## Task to carry out
Copy out the listing exactly.

## Records provided
━━━━━━━━━━━━━━━━━━━━

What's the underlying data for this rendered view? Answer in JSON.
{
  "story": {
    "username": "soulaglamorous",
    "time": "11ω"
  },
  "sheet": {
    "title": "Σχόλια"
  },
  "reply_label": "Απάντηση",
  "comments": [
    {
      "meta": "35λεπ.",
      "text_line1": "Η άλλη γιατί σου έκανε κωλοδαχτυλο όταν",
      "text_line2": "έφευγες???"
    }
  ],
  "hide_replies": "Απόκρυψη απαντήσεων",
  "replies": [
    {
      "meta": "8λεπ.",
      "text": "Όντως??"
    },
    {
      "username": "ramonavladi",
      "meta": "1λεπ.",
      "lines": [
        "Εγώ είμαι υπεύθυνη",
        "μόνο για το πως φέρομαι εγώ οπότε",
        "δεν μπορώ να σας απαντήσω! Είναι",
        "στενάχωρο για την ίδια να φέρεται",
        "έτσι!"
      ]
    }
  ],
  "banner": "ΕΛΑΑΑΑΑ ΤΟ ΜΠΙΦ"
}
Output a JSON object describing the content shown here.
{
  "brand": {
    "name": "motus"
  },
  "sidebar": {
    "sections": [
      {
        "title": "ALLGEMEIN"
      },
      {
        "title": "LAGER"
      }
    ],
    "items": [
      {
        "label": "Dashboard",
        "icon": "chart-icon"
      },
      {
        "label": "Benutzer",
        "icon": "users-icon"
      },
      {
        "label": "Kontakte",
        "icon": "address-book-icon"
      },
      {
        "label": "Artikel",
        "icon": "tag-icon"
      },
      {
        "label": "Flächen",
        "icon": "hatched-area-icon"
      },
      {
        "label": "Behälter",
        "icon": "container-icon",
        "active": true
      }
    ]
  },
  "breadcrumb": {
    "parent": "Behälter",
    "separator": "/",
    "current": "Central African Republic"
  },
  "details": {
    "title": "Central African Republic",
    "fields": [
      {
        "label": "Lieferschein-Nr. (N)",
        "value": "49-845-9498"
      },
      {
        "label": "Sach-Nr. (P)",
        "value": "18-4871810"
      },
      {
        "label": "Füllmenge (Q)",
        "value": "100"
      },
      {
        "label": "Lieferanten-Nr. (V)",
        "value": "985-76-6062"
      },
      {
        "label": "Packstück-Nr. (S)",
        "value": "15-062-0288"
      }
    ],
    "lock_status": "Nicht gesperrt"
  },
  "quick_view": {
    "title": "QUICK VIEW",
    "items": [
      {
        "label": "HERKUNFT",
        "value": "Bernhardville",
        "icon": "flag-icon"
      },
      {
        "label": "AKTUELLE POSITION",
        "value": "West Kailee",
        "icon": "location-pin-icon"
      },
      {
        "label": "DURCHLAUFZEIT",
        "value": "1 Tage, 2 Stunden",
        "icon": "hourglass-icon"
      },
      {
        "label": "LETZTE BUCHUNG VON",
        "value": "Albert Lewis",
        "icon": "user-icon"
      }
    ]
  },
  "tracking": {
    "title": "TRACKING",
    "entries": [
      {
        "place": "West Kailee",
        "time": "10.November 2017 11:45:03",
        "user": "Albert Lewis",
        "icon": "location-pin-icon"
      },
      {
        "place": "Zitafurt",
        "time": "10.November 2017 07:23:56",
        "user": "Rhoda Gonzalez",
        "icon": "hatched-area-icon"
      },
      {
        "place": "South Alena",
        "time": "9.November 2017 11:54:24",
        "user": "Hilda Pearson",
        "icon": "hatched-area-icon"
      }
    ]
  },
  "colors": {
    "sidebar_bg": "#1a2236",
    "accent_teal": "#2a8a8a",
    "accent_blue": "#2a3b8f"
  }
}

━━━━━━━━━━━━━━━━━━━━

## Final result
What's the underlying data for this rendered view? Answer in JSON.
{
  "story": {
    "username": "soulaglamorous",
    "time": "11ω"
  },
  "sheet": {
    "title": "Σχόλια"
  },
  "reply_label": "Απάντηση",
  "comments": [
    {
      "meta": "35λεπ.",
      "text_line1": "Η άλλη γιατί σου έκανε κωλοδαχτυλο όταν",
      "text_line2": "έφευγες???"
    }
  ],
  "hide_replies": "Απόκρυψη απαντήσεων",
  "replies": [
    {
      "meta": "8λεπ.",
      "text": "Όντως??"
    },
    {
      "username": "ramonavladi",
      "meta": "1λεπ.",
      "lines": [
        "Εγώ είμαι υπεύθυνη",
        "μόνο για το πως φέρομαι εγώ οπότε",
        "δεν μπορώ να σας απαντήσω! Είναι",
        "στενάχωρο για την ίδια να φέρεται",
        "έτσι!"
      ]
    }
  ],
  "banner": "ΕΛΑΑΑΑΑ ΤΟ ΜΠΙΦ"
}
Output a JSON object describing the content shown here.
{
  "brand": {
    "name": "motus"
  },
  "sidebar": {
    "sections": [
      {
        "title": "ALLGEMEIN"
      },
      {
        "title": "LAGER"
      }
    ],
    "items": [
      {
        "label": "Dashboard",
        "icon": "chart-icon"
      },
      {
        "label": "Benutzer",
        "icon": "users-icon"
      },
      {
        "label": "Kontakte",
        "icon": "address-book-icon"
      },
      {
        "label": "Artikel",
        "icon": "tag-icon"
      },
      {
        "label": "Flächen",
        "icon": "hatched-area-icon"
      },
      {
        "label": "Behälter",
        "icon": "container-icon",
        "active": true
      }
    ]
  },
  "breadcrumb": {
    "parent": "Behälter",
    "separator": "/",
    "current": "Central African Republic"
  },
  "details": {
    "title": "Central African Republic",
    "fields": [
      {
        "label": "Lieferschein-Nr. (N)",
        "value": "49-845-9498"
      },
      {
        "label": "Sach-Nr. (P)",
        "value": "18-4871810"
      },
      {
        "label": "Füllmenge (Q)",
        "value": "100"
      },
      {
        "label": "Lieferanten-Nr. (V)",
        "value": "985-76-6062"
      },
      {
        "label": "Packstück-Nr. (S)",
        "value": "15-062-0288"
      }
    ],
    "lock_status": "Nicht gesperrt"
  },
  "quick_view": {
    "title": "QUICK VIEW",
    "items": [
      {
        "label": "HERKUNFT",
        "value": "Bernhardville",
        "icon": "flag-icon"
      },
      {
        "label": "AKTUELLE POSITION",
        "value": "West Kailee",
        "icon": "location-pin-icon"
      },
      {
        "label": "DURCHLAUFZEIT",
        "value": "1 Tage, 2 Stunden",
        "icon": "hourglass-icon"
      },
      {
        "label": "LETZTE BUCHUNG VON",
        "value": "Albert Lewis",
        "icon": "user-icon"
      }
    ]
  },
  "tracking": {
    "title": "TRACKING",
    "entries": [
      {
        "place": "West Kailee",
        "time": "10.November 2017 11:45:03",
        "user": "Albert Lewis",
        "icon": "location-pin-icon"
      },
      {
        "place": "Zitafurt",
        "time": "10.November 2017 07:23:56",
        "user": "Rhoda Gonzalez",
        "icon": "hatched-area-icon"
      },
      {
        "place": "South Alena",
        "time": "9.November 2017 11:54:24",
        "user": "Hilda Pearson",
        "icon": "hatched-area-icon"
      }
    ]
  },
  "colors": {
    "sidebar_bg": "#1a2236",
    "accent_teal": "#2a8a8a",
    "accent_blue": "#2a3b8f"
  }
}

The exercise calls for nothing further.